> INSTRUCTION
From the listing below, pull each line that includes "icon".

> DATASET EXCERPTS

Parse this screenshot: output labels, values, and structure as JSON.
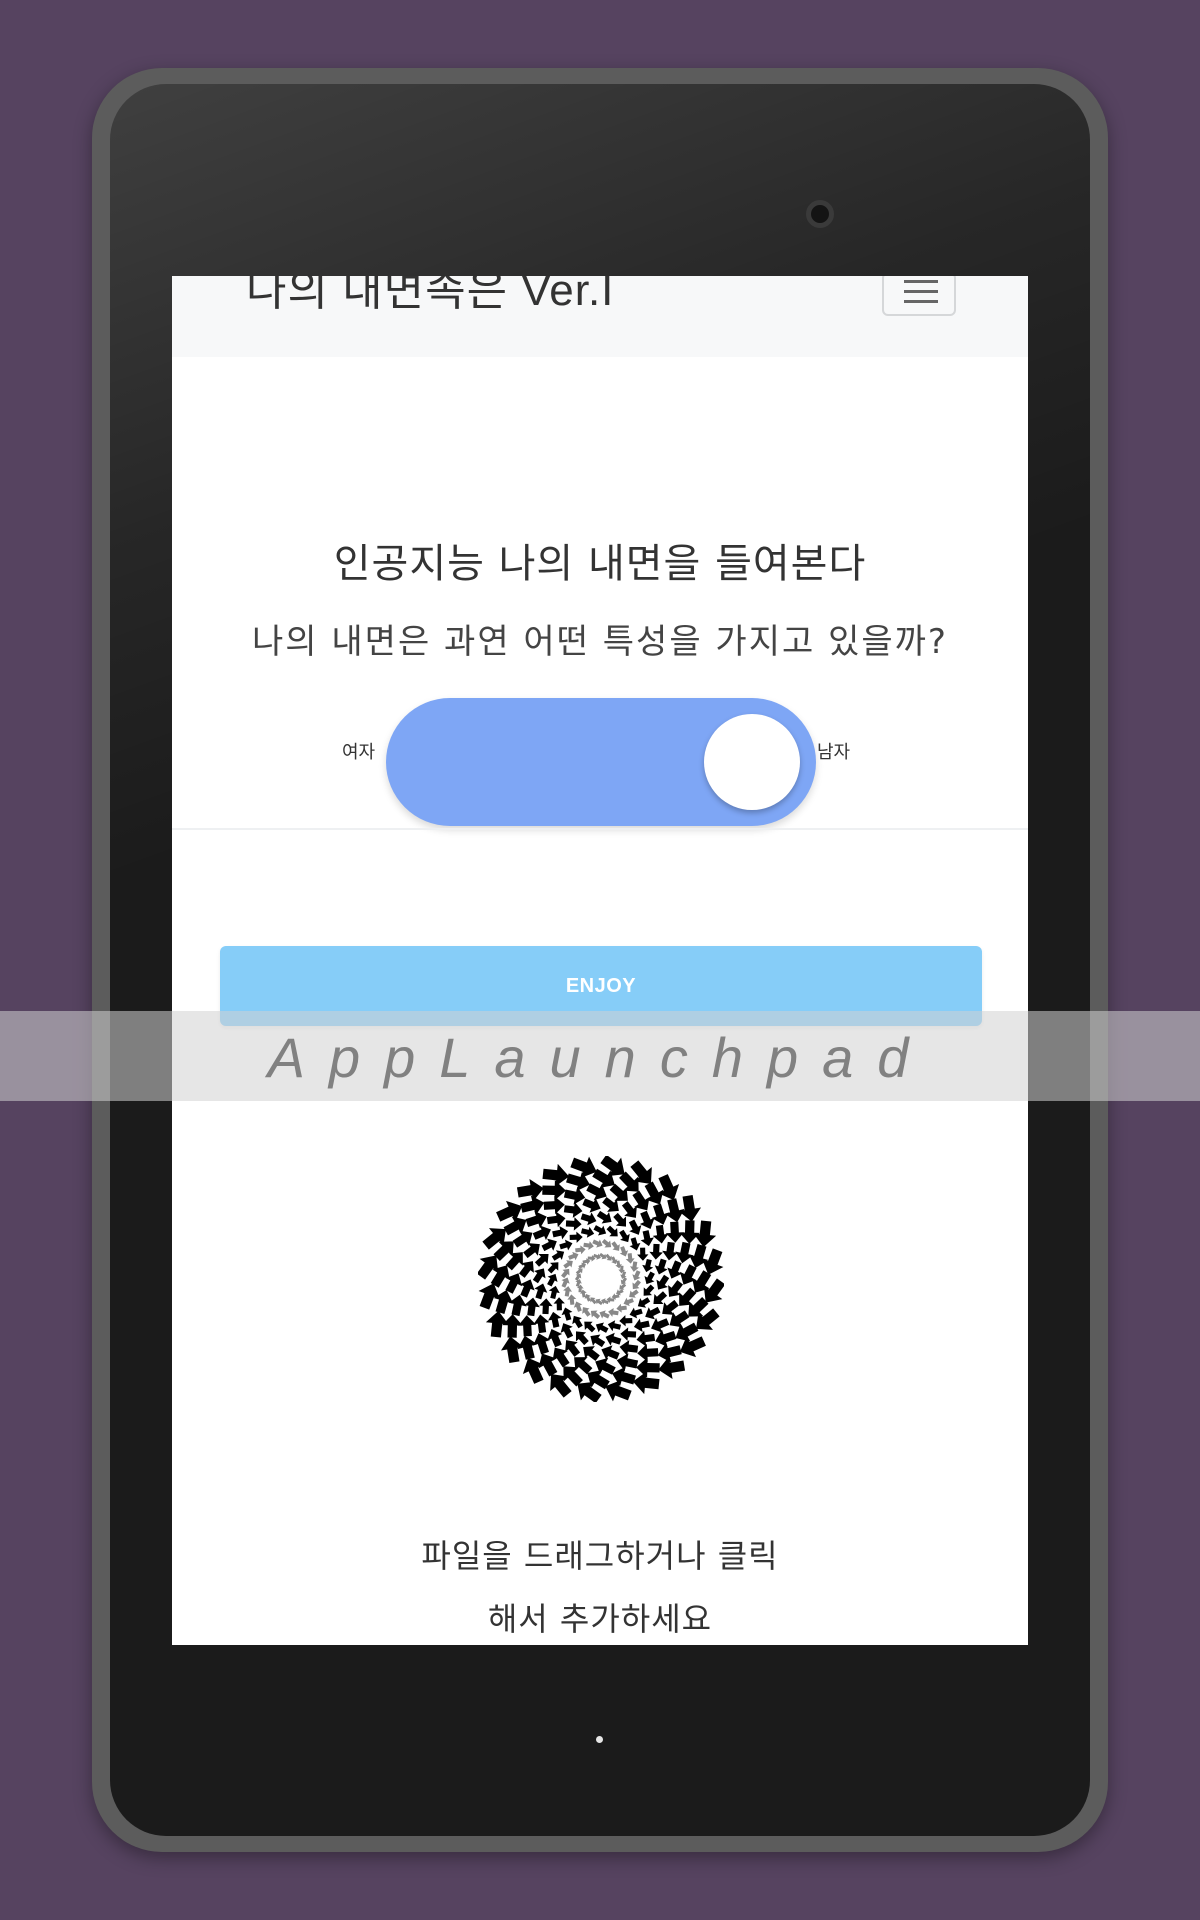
{
  "navbar": {
    "brand": "나의 내면속은 Ver.I",
    "menu_icon": "hamburger-menu-icon"
  },
  "main": {
    "headline": "인공지능 나의 내면을 들여본다",
    "subheadline": "나의 내면은 과연 어떤 특성을 가지고 있을까?",
    "gender_toggle": {
      "left_label": "여자",
      "right_label": "남자",
      "selected": "남자",
      "track_color": "#7ea6f5"
    },
    "enjoy_button": {
      "label": "ENJOY",
      "color": "#86cdf8"
    },
    "upload": {
      "icon": "spiral-arrows-icon",
      "line1": "파일을 드래그하거나 클릭",
      "line2": "해서 추가하세요"
    }
  },
  "watermark": {
    "text": "AppLaunchpad"
  },
  "colors": {
    "background": "#564360",
    "device_frame": "#1b1b1b"
  }
}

> RESULT OF THIS TASK
    "menu_icon": "hamburger-menu-icon"
      "icon": "spiral-arrows-icon",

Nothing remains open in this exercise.